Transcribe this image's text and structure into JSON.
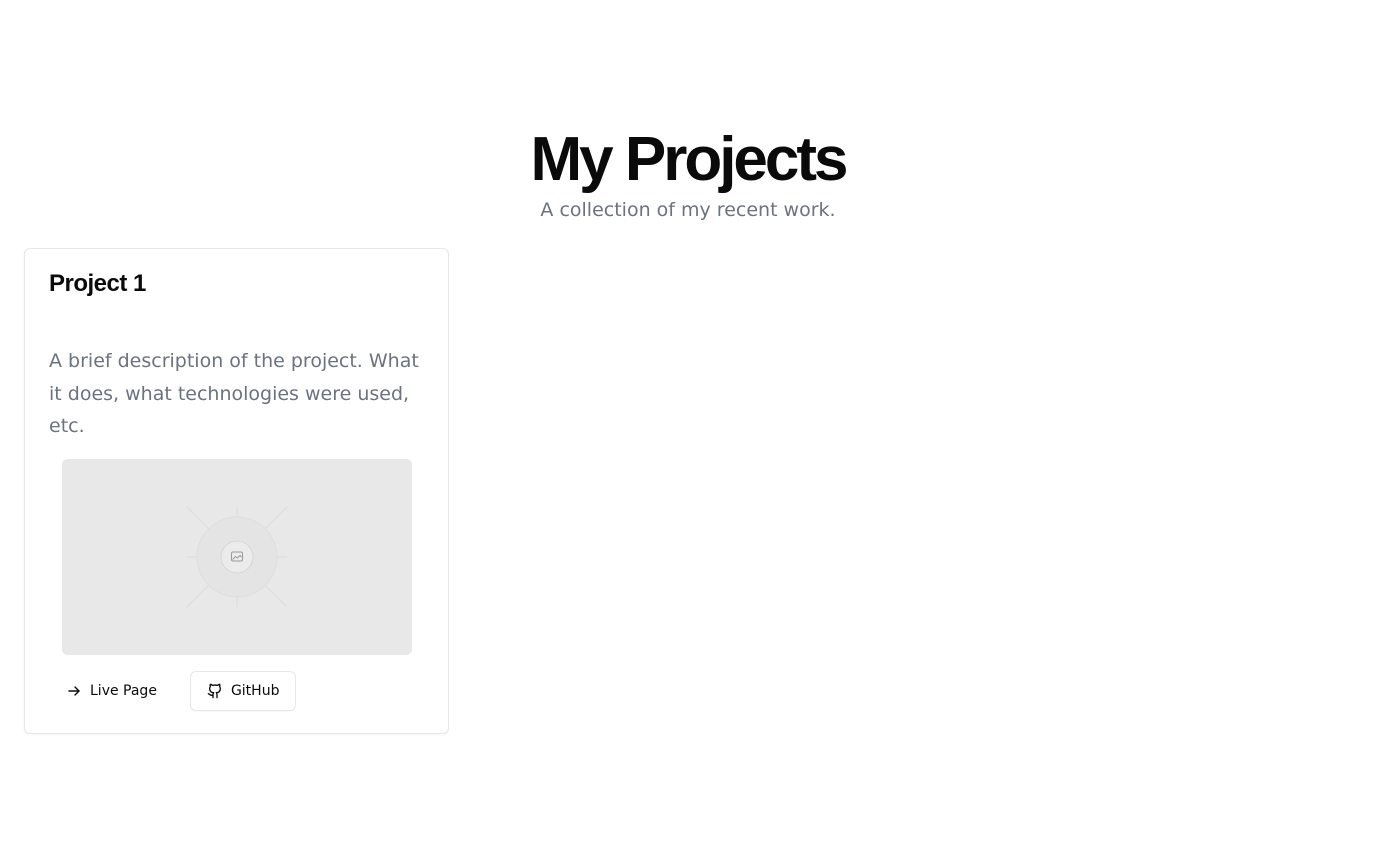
{
  "header": {
    "title": "My Projects",
    "subtitle": "A collection of my recent work."
  },
  "projects": [
    {
      "title": "Project 1",
      "description": "A brief description of the project. What it does, what technologies were used, etc.",
      "image_icon": "image-placeholder-icon",
      "live_label": "Live Page",
      "live_icon": "arrow-right-icon",
      "github_label": "GitHub",
      "github_icon": "github-icon"
    }
  ],
  "colors": {
    "title": "#0a0a0a",
    "muted_text": "#6b7280",
    "border": "#e5e7eb",
    "placeholder_bg": "#e8e8e8"
  }
}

+===+

== To do ==
Print out every entry above without changing a word, and leave out the pictures.

== The solution ==
Transcribe this image's text and structure into JSON.
{
  "header": {
    "title": "My Projects",
    "subtitle": "A collection of my recent work."
  },
  "projects": [
    {
      "title": "Project 1",
      "description": "A brief description of the project. What it does, what technologies were used, etc.",
      "image_icon": "image-placeholder-icon",
      "live_label": "Live Page",
      "live_icon": "arrow-right-icon",
      "github_label": "GitHub",
      "github_icon": "github-icon"
    }
  ],
  "colors": {
    "title": "#0a0a0a",
    "muted_text": "#6b7280",
    "border": "#e5e7eb",
    "placeholder_bg": "#e8e8e8"
  }
}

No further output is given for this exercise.